Can you transcribe the data exactly? Leave the pictures out.

# # # #

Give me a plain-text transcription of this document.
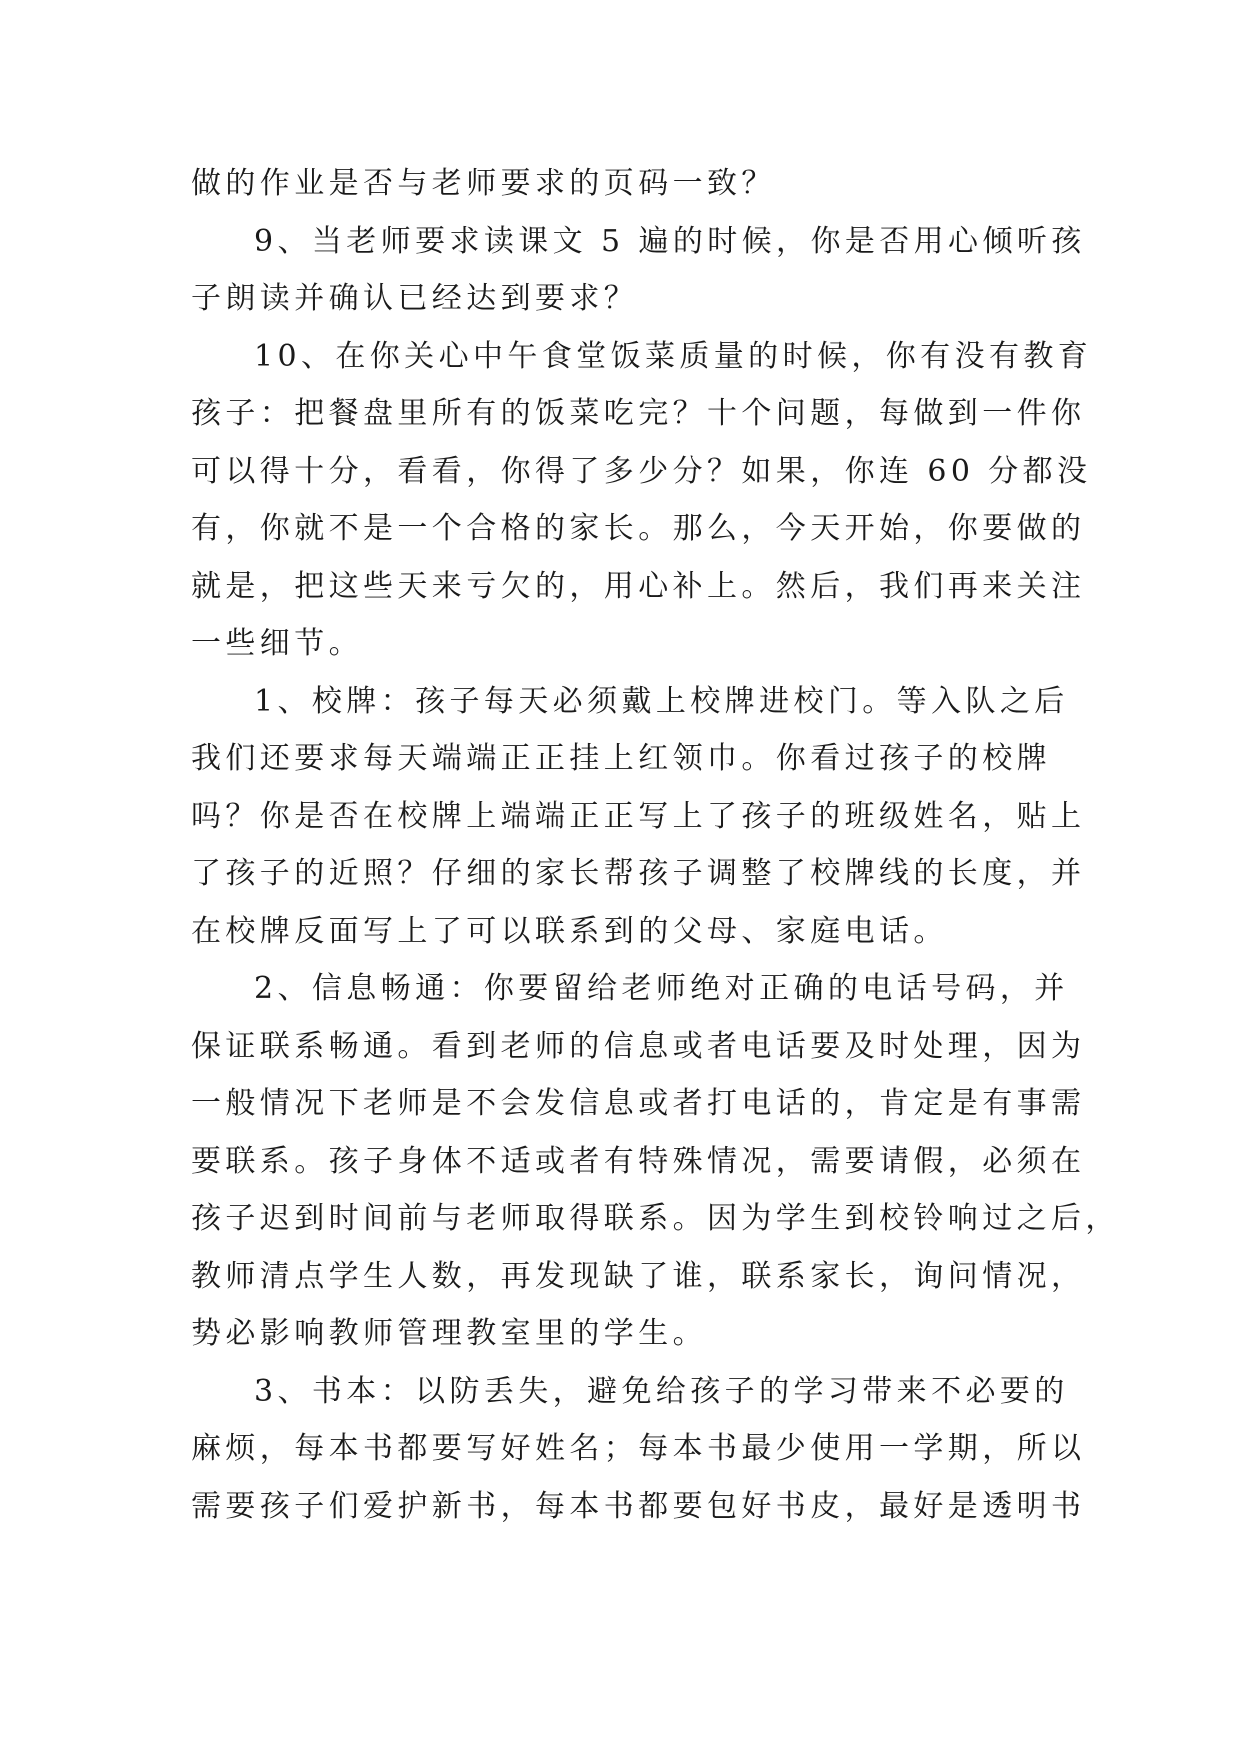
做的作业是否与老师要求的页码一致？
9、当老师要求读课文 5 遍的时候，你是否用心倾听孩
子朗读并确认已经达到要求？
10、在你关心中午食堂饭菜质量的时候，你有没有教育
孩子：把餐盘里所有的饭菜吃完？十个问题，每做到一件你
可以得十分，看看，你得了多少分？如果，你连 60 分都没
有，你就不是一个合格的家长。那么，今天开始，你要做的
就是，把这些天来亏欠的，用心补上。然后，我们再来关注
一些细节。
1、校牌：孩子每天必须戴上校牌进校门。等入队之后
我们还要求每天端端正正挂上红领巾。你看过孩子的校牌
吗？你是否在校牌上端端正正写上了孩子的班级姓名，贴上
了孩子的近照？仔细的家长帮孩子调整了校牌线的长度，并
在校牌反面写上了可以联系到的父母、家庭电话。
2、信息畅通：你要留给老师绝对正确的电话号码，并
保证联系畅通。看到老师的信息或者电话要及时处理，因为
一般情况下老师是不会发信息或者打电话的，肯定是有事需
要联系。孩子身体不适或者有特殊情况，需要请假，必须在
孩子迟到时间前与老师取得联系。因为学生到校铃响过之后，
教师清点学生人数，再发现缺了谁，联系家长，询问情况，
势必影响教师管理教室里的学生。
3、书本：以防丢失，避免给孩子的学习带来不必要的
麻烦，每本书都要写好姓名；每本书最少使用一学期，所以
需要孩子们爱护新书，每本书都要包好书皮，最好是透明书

# # # #

## REPLY
Give me a plain-text transcription of this document.
做的作业是否与老师要求的页码一致？
9、当老师要求读课文 5 遍的时候，你是否用心倾听孩
子朗读并确认已经达到要求？
10、在你关心中午食堂饭菜质量的时候，你有没有教育
孩子：把餐盘里所有的饭菜吃完？十个问题，每做到一件你
可以得十分，看看，你得了多少分？如果，你连 60 分都没
有，你就不是一个合格的家长。那么，今天开始，你要做的
就是，把这些天来亏欠的，用心补上。然后，我们再来关注
一些细节。
1、校牌：孩子每天必须戴上校牌进校门。等入队之后
我们还要求每天端端正正挂上红领巾。你看过孩子的校牌
吗？你是否在校牌上端端正正写上了孩子的班级姓名，贴上
了孩子的近照？仔细的家长帮孩子调整了校牌线的长度，并
在校牌反面写上了可以联系到的父母、家庭电话。
2、信息畅通：你要留给老师绝对正确的电话号码，并
保证联系畅通。看到老师的信息或者电话要及时处理，因为
一般情况下老师是不会发信息或者打电话的，肯定是有事需
要联系。孩子身体不适或者有特殊情况，需要请假，必须在
孩子迟到时间前与老师取得联系。因为学生到校铃响过之后，
教师清点学生人数，再发现缺了谁，联系家长，询问情况，
势必影响教师管理教室里的学生。
3、书本：以防丢失，避免给孩子的学习带来不必要的
麻烦，每本书都要写好姓名；每本书最少使用一学期，所以
需要孩子们爱护新书，每本书都要包好书皮，最好是透明书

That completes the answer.